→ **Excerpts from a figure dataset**

:::::

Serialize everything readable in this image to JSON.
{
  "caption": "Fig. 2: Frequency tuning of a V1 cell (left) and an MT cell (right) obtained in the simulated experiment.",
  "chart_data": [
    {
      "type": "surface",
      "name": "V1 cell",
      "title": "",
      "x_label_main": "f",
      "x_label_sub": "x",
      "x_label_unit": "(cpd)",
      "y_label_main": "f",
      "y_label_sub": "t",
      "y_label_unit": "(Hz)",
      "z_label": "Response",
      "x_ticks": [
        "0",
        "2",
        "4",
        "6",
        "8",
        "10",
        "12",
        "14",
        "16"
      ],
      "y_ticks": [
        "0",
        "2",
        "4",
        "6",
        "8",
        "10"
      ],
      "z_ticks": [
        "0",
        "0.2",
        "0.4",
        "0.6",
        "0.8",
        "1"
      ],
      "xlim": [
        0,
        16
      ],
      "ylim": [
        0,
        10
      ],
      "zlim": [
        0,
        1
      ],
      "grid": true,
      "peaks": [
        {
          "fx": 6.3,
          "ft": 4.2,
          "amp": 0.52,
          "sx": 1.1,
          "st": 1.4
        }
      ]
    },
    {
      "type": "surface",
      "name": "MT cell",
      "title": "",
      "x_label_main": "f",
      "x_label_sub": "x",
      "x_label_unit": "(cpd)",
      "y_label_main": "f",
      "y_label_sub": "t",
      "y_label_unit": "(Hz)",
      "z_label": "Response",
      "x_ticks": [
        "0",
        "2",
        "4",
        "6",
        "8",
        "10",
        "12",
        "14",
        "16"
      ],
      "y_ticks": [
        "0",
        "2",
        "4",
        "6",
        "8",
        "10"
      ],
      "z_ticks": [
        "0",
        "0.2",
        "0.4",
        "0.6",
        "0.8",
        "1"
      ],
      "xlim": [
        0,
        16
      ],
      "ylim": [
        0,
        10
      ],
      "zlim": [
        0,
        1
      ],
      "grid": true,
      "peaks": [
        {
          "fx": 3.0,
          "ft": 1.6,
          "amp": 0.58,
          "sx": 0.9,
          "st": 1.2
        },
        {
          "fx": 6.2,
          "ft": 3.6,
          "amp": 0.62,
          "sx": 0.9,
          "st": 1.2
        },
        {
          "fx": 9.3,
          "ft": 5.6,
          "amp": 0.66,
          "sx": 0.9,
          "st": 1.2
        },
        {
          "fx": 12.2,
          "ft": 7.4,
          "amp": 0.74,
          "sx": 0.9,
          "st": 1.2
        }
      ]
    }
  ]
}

:::::

→ **AIM**
Reproduce the full listing above, character for character.

→ **REPLY**
Serialize everything readable in this image to JSON.
{
  "caption": "Fig. 2: Frequency tuning of a V1 cell (left) and an MT cell (right) obtained in the simulated experiment.",
  "chart_data": [
    {
      "type": "surface",
      "name": "V1 cell",
      "title": "",
      "x_label_main": "f",
      "x_label_sub": "x",
      "x_label_unit": "(cpd)",
      "y_label_main": "f",
      "y_label_sub": "t",
      "y_label_unit": "(Hz)",
      "z_label": "Response",
      "x_ticks": [
        "0",
        "2",
        "4",
        "6",
        "8",
        "10",
        "12",
        "14",
        "16"
      ],
      "y_ticks": [
        "0",
        "2",
        "4",
        "6",
        "8",
        "10"
      ],
      "z_ticks": [
        "0",
        "0.2",
        "0.4",
        "0.6",
        "0.8",
        "1"
      ],
      "xlim": [
        0,
        16
      ],
      "ylim": [
        0,
        10
      ],
      "zlim": [
        0,
        1
      ],
      "grid": true,
      "peaks": [
        {
          "fx": 6.3,
          "ft": 4.2,
          "amp": 0.52,
          "sx": 1.1,
          "st": 1.4
        }
      ]
    },
    {
      "type": "surface",
      "name": "MT cell",
      "title": "",
      "x_label_main": "f",
      "x_label_sub": "x",
      "x_label_unit": "(cpd)",
      "y_label_main": "f",
      "y_label_sub": "t",
      "y_label_unit": "(Hz)",
      "z_label": "Response",
      "x_ticks": [
        "0",
        "2",
        "4",
        "6",
        "8",
        "10",
        "12",
        "14",
        "16"
      ],
      "y_ticks": [
        "0",
        "2",
        "4",
        "6",
        "8",
        "10"
      ],
      "z_ticks": [
        "0",
        "0.2",
        "0.4",
        "0.6",
        "0.8",
        "1"
      ],
      "xlim": [
        0,
        16
      ],
      "ylim": [
        0,
        10
      ],
      "zlim": [
        0,
        1
      ],
      "grid": true,
      "peaks": [
        {
          "fx": 3.0,
          "ft": 1.6,
          "amp": 0.58,
          "sx": 0.9,
          "st": 1.2
        },
        {
          "fx": 6.2,
          "ft": 3.6,
          "amp": 0.62,
          "sx": 0.9,
          "st": 1.2
        },
        {
          "fx": 9.3,
          "ft": 5.6,
          "amp": 0.66,
          "sx": 0.9,
          "st": 1.2
        },
        {
          "fx": 12.2,
          "ft": 7.4,
          "amp": 0.74,
          "sx": 0.9,
          "st": 1.2
        }
      ]
    }
  ]
}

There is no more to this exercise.